> [YOUR TASK]:
Report the count of lines holding "from" in the records, with no other words.

> [RECORDS SUPPLIED]:

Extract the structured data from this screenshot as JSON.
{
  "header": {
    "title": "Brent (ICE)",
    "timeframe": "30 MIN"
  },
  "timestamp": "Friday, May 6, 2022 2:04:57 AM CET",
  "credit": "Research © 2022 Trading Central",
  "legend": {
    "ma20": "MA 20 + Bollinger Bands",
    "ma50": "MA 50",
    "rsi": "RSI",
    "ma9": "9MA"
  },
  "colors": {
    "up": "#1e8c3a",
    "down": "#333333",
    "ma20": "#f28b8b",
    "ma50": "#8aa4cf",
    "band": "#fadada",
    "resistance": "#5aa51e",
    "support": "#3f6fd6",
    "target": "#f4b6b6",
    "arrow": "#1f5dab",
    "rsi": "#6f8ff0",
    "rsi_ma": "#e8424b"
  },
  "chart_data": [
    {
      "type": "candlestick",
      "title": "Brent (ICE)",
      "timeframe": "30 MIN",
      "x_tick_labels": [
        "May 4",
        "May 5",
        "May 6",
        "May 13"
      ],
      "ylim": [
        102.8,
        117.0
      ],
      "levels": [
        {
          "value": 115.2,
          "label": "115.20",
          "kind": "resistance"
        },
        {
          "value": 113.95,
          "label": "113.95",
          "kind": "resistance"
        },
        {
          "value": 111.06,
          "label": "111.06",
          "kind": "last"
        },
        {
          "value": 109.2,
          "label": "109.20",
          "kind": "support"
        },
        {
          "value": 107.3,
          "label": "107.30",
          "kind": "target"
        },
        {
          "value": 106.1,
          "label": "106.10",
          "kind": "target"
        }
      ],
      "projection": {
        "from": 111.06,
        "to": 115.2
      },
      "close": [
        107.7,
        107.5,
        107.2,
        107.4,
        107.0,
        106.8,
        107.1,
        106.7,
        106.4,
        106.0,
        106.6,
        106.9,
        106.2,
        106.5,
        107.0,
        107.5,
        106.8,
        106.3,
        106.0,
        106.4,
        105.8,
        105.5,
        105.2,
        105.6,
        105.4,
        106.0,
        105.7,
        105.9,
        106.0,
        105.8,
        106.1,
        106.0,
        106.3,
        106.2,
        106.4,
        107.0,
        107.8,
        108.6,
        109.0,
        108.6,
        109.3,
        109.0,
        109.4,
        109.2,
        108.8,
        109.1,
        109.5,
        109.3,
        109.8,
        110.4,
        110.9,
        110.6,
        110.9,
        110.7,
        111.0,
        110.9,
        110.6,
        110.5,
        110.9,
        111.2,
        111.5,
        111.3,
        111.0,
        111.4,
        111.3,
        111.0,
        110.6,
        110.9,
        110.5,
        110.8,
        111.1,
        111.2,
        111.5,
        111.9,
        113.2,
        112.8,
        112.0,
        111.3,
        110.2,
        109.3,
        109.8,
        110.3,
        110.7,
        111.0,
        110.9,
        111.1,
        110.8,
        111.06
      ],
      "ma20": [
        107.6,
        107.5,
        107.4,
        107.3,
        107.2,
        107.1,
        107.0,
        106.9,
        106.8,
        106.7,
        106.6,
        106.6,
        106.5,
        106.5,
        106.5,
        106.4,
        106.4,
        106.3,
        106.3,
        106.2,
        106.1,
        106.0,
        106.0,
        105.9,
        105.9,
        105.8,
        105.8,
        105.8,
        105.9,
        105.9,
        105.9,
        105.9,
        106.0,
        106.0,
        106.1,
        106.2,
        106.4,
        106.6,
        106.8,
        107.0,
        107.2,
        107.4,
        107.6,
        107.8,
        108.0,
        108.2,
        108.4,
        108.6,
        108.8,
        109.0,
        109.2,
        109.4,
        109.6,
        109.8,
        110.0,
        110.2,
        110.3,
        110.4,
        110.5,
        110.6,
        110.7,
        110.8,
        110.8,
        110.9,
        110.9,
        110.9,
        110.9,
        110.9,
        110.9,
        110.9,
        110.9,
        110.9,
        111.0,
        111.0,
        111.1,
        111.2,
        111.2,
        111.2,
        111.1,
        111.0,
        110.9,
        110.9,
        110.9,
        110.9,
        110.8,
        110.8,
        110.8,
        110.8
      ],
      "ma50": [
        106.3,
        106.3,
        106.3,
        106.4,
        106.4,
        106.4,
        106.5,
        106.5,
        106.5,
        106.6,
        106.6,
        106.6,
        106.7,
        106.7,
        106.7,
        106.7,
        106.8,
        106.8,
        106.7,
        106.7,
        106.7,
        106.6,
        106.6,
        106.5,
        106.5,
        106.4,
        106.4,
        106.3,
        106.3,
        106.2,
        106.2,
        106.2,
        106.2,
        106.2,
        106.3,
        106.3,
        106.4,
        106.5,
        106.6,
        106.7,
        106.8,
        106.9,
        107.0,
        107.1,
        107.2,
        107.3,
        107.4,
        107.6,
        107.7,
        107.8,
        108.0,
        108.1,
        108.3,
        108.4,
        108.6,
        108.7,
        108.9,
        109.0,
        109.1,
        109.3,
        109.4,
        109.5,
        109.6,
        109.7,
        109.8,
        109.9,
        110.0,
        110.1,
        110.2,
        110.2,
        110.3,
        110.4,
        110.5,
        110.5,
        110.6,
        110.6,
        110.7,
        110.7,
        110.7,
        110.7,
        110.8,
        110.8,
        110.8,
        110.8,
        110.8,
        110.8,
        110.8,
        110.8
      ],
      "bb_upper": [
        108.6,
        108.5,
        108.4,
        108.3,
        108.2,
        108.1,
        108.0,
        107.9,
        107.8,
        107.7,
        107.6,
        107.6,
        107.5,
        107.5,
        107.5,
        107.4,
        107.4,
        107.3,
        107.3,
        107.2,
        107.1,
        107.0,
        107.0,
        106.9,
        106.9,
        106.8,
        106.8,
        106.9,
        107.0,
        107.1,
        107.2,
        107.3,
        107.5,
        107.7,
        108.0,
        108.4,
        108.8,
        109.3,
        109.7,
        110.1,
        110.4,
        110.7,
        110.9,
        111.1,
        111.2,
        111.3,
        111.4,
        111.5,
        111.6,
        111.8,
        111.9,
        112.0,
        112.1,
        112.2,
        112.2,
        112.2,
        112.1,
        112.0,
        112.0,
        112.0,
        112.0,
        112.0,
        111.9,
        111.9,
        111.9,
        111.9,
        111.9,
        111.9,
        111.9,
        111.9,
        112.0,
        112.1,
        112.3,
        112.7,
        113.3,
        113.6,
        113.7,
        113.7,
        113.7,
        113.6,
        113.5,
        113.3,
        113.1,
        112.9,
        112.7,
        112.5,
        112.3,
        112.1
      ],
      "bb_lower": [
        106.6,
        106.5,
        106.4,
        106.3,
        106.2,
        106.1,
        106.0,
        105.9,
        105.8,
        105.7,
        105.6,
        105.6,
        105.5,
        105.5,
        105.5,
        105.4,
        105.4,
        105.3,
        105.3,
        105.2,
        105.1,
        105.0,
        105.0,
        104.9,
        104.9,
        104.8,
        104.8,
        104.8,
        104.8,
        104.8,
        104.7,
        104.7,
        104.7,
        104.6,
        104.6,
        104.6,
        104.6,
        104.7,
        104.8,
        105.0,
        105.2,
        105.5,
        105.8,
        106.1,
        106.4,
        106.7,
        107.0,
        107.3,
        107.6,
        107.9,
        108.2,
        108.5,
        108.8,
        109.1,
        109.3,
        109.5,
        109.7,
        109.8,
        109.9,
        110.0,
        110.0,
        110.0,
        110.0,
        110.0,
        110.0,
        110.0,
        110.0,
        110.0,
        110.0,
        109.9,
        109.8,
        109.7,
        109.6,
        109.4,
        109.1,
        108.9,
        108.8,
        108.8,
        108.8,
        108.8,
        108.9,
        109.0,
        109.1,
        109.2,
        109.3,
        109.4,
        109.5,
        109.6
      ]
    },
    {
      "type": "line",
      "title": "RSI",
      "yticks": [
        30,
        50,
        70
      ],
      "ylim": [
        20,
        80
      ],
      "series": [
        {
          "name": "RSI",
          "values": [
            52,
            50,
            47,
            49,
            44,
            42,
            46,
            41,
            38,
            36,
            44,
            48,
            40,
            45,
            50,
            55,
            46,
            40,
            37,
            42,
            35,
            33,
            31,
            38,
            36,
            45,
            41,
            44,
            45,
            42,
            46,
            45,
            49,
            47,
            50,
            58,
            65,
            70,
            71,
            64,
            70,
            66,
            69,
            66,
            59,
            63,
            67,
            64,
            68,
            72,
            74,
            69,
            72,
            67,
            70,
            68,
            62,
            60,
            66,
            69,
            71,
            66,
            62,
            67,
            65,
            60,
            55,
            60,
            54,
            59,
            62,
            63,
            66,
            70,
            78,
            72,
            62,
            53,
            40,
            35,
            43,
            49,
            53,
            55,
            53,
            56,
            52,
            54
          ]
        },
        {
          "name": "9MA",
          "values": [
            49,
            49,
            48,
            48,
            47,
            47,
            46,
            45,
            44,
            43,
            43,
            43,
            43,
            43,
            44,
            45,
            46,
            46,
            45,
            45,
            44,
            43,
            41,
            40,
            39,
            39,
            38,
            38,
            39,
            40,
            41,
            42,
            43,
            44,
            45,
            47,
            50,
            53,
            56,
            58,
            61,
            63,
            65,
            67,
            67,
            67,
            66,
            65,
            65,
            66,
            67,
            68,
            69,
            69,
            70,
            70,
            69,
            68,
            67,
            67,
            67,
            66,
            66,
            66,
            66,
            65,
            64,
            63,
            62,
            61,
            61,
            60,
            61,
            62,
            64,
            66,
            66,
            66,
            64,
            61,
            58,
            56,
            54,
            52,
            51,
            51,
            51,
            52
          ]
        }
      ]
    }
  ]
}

> [RESPONSE]:
2